> **Exercise requirements**: Below are some records: retype them all exactly, but not the pictures.

> **Records shown**:

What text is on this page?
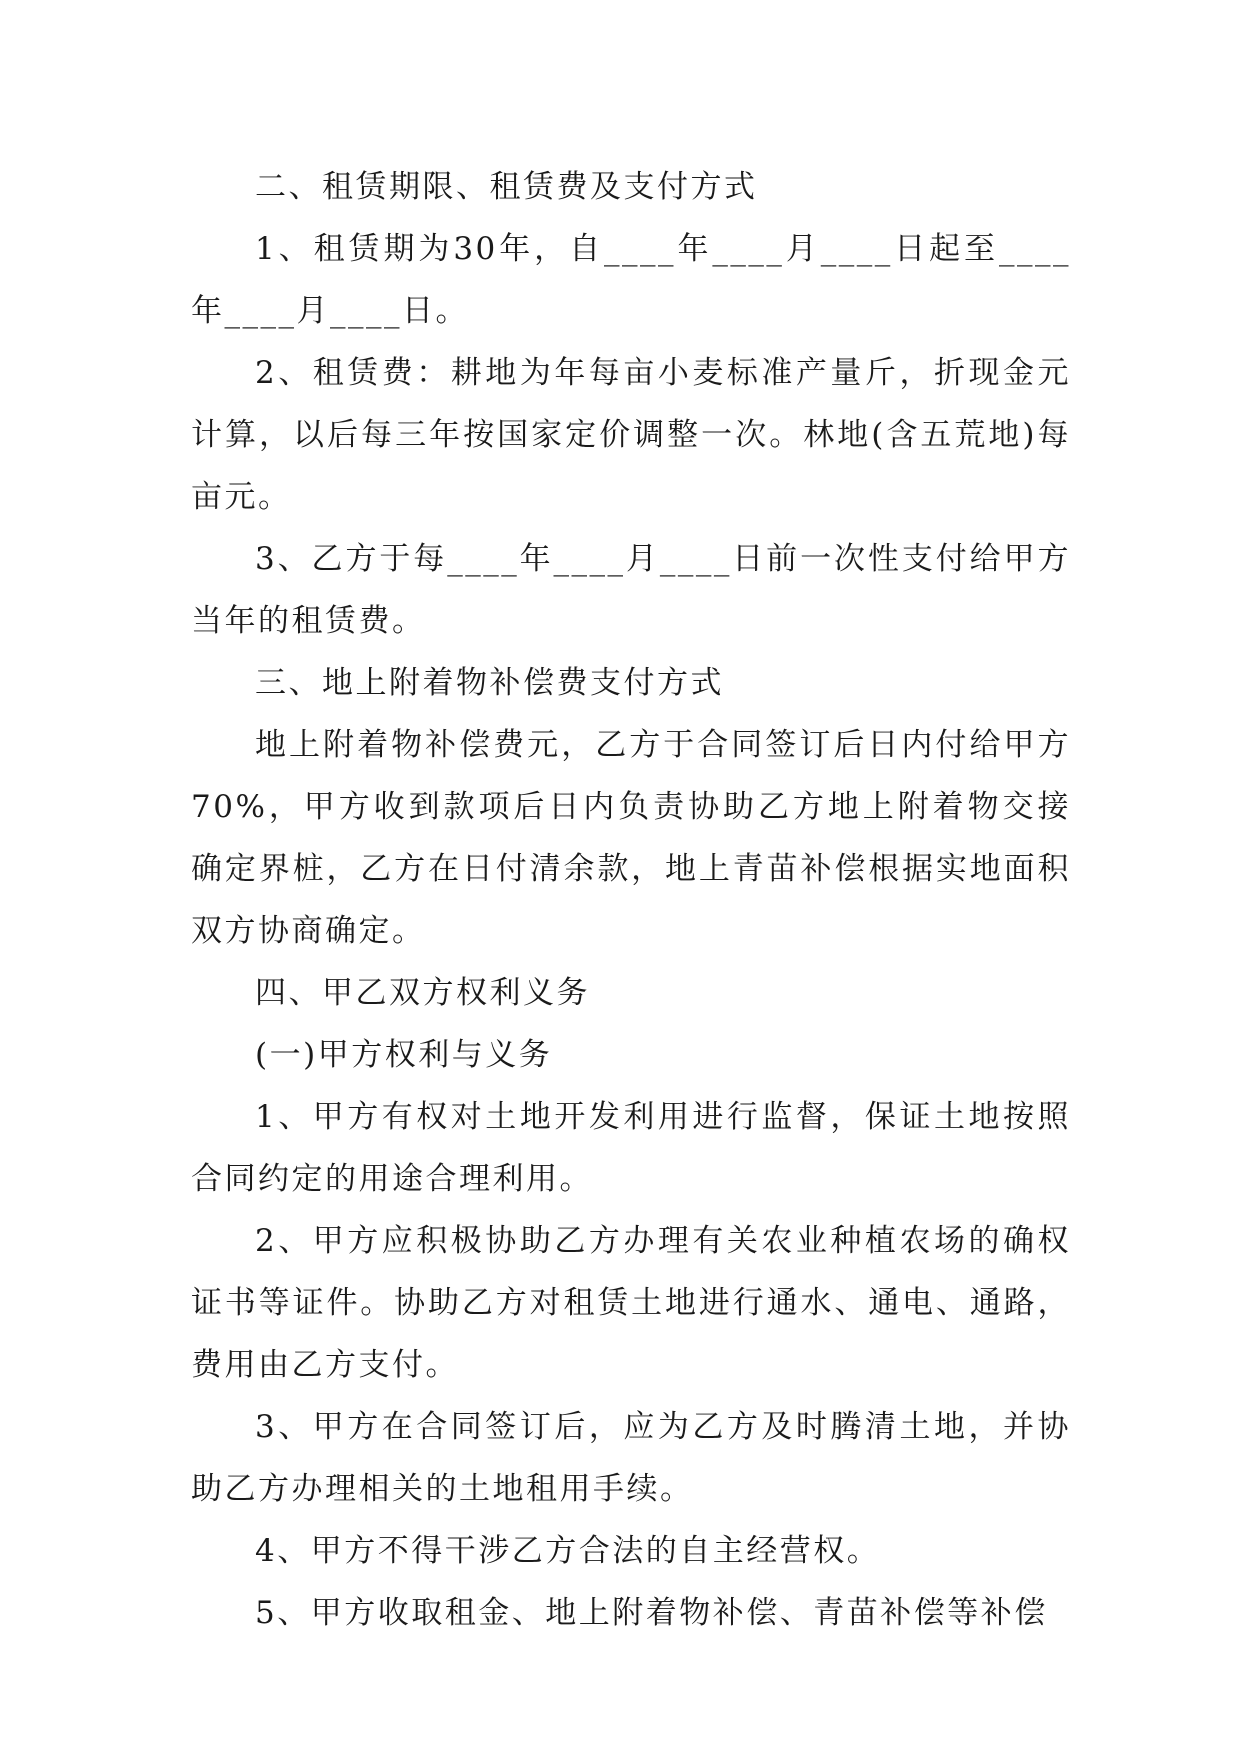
二、租赁期限、租赁费及支付方式

1、租赁期为30年，自____年____月____日起至____年____月____日。

2、租赁费：耕地为年每亩小麦标准产量斤，折现金元计算，以后每三年按国家定价调整一次。林地(含五荒地)每亩元。

3、乙方于每____年____月____日前一次性支付给甲方当年的租赁费。

三、地上附着物补偿费支付方式

地上附着物补偿费元，乙方于合同签订后日内付给甲方70%，甲方收到款项后日内负责协助乙方地上附着物交接确定界桩，乙方在日付清余款，地上青苗补偿根据实地面积双方协商确定。

四、甲乙双方权利义务

(一)甲方权利与义务

1、甲方有权对土地开发利用进行监督，保证土地按照合同约定的用途合理利用。

2、甲方应积极协助乙方办理有关农业种植农场的确权证书等证件。协助乙方对租赁土地进行通水、通电、通路，费用由乙方支付。

3、甲方在合同签订后，应为乙方及时腾清土地，并协助乙方办理相关的土地租用手续。

4、甲方不得干涉乙方合法的自主经营权。

5、甲方收取租金、地上附着物补偿、青苗补偿等补偿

> **Exercise solution**:
What text is on this page?
二、租赁期限、租赁费及支付方式

1、租赁期为30年，自____年____月____日起至____年____月____日。

2、租赁费：耕地为年每亩小麦标准产量斤，折现金元计算，以后每三年按国家定价调整一次。林地(含五荒地)每亩元。

3、乙方于每____年____月____日前一次性支付给甲方当年的租赁费。

三、地上附着物补偿费支付方式

地上附着物补偿费元，乙方于合同签订后日内付给甲方70%，甲方收到款项后日内负责协助乙方地上附着物交接确定界桩，乙方在日付清余款，地上青苗补偿根据实地面积双方协商确定。

四、甲乙双方权利义务

(一)甲方权利与义务

1、甲方有权对土地开发利用进行监督，保证土地按照合同约定的用途合理利用。

2、甲方应积极协助乙方办理有关农业种植农场的确权证书等证件。协助乙方对租赁土地进行通水、通电、通路，费用由乙方支付。

3、甲方在合同签订后，应为乙方及时腾清土地，并协助乙方办理相关的土地租用手续。

4、甲方不得干涉乙方合法的自主经营权。

5、甲方收取租金、地上附着物补偿、青苗补偿等补偿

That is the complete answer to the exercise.